## Written task 1
Please list every variable name that is assigned a value in the code snippets of the TensorFlow regularization thread below.

How to add regularizations in TensorFlow?

PythonNeural NetworkTensorflowDeep Learning

Python Problem Overview


I found in many available neural network code implemented using TensorFlow that regularization terms are often implemented by manually adding an additional term to loss value.

My questions are:

  1. Is there a more elegant or recommended way of regularization than doing it manually?

  2. I also find that get_variable has an argument regularizer. How should it be used? According to my observation, if we pass a regularizer to it (such as tf.contrib.layers.l2_regularizer, a tensor representing regularized term will be computed and added to a graph collection named tf.GraphKeys.REGULARIZATOIN_LOSSES. Will that collection be automatically used by TensorFlow (e.g. used by optimizers when training)? Or is it expected that I should use that collection by myself?

Python Solutions


Solution 1 - Python

As you say in the second point, using the regularizer argument is the recommended way. You can use it in get_variable, or set it once in your variable_scope and have all your variables regularized.

The losses are collected in the graph, and you need to manually add them to your cost function like this.

  reg_losses = tf.get_collection(tf.GraphKeys.REGULARIZATION_LOSSES)
  reg_constant = 0.01  # Choose an appropriate one.
  loss = my_normal_loss + reg_constant * sum(reg_losses)

Hope that helps!

Solution 2 - Python

A few aspects of the existing answer were not immediately clear to me, so here is a step-by-step guide:

  1. Define a regularizer. This is where the regularization constant can be set, e.g.:

     regularizer = tf.contrib.layers.l2_regularizer(scale=0.1)

## Input records
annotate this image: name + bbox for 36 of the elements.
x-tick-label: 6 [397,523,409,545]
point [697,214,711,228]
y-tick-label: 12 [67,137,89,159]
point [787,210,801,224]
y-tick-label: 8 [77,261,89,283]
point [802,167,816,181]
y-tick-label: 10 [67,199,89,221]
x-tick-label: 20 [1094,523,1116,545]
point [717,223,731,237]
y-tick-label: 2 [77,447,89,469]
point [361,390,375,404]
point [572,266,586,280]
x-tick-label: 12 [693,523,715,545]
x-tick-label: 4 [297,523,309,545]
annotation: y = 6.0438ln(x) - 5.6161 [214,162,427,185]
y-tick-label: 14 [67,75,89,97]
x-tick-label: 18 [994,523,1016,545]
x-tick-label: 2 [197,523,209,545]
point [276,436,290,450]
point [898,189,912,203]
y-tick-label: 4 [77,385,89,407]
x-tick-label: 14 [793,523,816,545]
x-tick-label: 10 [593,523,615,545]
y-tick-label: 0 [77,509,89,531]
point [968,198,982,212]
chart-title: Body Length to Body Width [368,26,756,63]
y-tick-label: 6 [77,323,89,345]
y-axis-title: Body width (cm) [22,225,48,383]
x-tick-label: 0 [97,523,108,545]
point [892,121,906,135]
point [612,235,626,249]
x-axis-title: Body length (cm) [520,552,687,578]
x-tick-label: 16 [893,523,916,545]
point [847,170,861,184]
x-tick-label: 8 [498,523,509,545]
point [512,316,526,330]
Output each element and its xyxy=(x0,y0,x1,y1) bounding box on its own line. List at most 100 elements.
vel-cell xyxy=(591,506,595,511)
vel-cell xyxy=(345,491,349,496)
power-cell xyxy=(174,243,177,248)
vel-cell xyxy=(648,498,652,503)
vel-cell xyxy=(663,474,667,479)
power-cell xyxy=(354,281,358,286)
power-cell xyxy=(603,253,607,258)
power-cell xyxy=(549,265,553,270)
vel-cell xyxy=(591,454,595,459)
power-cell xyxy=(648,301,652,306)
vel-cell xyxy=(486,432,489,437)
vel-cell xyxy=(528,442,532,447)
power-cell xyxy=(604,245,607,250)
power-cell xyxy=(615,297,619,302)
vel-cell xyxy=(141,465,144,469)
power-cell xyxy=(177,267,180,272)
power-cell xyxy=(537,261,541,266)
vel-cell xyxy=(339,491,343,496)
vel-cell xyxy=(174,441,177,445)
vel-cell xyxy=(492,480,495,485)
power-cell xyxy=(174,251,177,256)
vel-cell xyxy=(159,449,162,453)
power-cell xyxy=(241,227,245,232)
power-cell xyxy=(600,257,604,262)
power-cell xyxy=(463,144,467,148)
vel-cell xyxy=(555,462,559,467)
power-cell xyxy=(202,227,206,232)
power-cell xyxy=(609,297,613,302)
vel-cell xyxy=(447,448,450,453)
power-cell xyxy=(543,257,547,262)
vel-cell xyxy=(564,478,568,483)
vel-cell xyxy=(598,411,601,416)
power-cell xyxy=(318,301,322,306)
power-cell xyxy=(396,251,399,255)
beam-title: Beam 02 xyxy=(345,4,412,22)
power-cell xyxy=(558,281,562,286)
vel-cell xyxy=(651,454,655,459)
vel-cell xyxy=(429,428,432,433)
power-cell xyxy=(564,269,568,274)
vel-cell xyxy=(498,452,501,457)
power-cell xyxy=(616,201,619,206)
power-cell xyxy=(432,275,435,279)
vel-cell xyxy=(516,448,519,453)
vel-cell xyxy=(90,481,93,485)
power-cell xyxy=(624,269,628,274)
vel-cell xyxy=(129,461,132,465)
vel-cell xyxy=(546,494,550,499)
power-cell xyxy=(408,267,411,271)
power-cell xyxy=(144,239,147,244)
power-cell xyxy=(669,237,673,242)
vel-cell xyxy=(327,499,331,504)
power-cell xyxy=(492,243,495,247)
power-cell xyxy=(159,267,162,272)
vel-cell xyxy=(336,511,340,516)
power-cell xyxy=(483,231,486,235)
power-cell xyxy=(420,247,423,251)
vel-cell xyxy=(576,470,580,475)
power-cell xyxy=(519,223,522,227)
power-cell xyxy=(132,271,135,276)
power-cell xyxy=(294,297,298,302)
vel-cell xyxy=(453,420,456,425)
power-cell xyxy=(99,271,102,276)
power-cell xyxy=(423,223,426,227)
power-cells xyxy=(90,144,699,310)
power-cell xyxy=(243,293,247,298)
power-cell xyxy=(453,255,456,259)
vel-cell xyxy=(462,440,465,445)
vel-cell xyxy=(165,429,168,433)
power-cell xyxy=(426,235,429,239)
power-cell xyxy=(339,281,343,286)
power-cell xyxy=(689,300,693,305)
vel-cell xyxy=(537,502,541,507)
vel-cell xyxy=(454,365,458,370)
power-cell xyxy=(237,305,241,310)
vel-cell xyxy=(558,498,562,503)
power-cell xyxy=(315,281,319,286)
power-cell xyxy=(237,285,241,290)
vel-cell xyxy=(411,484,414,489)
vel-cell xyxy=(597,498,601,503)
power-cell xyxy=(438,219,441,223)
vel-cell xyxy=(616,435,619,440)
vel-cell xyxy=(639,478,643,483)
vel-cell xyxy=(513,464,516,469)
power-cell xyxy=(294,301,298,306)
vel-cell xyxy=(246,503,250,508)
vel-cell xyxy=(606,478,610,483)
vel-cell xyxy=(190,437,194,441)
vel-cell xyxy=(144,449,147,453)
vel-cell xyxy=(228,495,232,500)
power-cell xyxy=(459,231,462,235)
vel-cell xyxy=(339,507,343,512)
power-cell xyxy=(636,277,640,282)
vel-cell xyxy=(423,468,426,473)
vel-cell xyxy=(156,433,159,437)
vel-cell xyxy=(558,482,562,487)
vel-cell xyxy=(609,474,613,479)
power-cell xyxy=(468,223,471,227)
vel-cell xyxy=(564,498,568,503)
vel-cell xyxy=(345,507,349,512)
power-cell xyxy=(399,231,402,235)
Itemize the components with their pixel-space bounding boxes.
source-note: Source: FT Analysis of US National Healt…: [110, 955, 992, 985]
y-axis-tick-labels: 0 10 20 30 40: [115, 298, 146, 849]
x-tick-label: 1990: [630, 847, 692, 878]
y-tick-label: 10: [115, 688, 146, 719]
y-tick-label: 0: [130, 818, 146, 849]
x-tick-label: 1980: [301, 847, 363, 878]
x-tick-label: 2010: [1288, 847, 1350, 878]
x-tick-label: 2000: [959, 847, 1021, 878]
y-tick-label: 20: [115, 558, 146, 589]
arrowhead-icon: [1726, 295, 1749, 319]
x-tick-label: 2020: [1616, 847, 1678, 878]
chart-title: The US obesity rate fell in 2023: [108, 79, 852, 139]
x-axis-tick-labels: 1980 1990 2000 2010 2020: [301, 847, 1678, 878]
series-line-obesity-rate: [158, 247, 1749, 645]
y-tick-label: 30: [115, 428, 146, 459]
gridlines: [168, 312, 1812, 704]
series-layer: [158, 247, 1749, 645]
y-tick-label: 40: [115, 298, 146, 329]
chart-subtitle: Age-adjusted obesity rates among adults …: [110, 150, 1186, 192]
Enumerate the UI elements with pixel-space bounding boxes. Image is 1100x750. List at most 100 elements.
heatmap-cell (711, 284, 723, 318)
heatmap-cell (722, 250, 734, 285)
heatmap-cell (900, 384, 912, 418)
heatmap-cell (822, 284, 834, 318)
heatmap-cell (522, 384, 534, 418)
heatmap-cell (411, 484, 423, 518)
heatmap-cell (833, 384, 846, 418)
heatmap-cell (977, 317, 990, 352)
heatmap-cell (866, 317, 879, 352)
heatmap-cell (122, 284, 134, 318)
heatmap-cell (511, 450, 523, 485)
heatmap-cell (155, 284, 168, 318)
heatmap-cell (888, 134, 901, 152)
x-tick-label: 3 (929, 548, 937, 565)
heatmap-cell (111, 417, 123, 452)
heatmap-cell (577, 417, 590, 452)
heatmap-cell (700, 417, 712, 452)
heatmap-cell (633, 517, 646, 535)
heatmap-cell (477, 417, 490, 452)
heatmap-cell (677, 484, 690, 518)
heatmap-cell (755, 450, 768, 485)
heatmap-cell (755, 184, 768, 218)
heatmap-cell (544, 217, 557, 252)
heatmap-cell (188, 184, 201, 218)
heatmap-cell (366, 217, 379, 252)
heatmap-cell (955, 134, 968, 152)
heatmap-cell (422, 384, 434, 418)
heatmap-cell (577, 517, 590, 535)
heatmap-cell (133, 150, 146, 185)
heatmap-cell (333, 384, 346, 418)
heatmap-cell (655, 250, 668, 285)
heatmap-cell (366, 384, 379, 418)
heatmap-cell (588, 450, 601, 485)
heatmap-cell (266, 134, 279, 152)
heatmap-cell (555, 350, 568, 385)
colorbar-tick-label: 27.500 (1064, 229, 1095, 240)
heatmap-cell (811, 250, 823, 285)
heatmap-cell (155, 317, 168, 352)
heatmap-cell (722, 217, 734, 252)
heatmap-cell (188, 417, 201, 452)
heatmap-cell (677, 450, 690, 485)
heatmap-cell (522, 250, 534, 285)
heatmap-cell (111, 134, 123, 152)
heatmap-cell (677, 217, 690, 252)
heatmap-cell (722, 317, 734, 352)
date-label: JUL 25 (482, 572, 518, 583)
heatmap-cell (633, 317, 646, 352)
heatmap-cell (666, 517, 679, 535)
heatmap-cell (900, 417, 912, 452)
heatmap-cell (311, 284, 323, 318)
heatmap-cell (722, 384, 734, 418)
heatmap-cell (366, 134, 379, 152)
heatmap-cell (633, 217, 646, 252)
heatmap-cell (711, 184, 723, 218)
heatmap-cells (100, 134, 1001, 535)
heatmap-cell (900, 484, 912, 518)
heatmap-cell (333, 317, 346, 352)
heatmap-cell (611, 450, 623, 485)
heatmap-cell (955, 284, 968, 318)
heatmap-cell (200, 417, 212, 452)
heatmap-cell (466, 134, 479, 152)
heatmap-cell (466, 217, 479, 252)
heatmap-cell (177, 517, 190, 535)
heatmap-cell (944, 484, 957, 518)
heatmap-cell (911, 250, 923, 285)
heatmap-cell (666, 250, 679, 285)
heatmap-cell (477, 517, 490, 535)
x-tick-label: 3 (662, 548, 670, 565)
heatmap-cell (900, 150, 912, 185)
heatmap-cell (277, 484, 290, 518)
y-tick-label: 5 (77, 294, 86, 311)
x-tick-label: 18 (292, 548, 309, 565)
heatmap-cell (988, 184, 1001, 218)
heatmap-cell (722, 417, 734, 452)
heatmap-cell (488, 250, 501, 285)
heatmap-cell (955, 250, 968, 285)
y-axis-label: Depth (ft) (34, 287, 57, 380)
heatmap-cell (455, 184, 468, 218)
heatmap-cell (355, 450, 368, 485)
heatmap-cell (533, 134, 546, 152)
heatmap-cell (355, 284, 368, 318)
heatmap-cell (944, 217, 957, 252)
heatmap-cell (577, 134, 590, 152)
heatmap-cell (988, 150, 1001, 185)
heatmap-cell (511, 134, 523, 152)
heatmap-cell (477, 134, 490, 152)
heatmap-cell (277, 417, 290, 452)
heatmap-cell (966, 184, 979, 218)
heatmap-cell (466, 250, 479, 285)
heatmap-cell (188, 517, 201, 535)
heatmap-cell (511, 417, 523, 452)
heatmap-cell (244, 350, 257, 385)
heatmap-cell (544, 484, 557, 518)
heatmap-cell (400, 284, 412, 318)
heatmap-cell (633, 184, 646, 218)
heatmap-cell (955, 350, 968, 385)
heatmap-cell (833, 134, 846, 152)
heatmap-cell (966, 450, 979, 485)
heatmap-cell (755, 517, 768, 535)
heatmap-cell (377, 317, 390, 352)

## Written task 2
Return the rows from the first row through the row containing "y-tick-label: 14 [67,75,89,97]", both included, copied verbatim.

## Expected output 1
reg_losses
reg_constant
loss
regularizer

## Expected output 2
annotate this image: name + bbox for 36 of the elements.
x-tick-label: 6 [397,523,409,545]
point [697,214,711,228]
y-tick-label: 12 [67,137,89,159]
point [787,210,801,224]
y-tick-label: 8 [77,261,89,283]
point [802,167,816,181]
y-tick-label: 10 [67,199,89,221]
x-tick-label: 20 [1094,523,1116,545]
point [717,223,731,237]
y-tick-label: 2 [77,447,89,469]
point [361,390,375,404]
point [572,266,586,280]
x-tick-label: 12 [693,523,715,545]
x-tick-label: 4 [297,523,309,545]
annotation: y = 6.0438ln(x) - 5.6161 [214,162,427,185]
y-tick-label: 14 [67,75,89,97]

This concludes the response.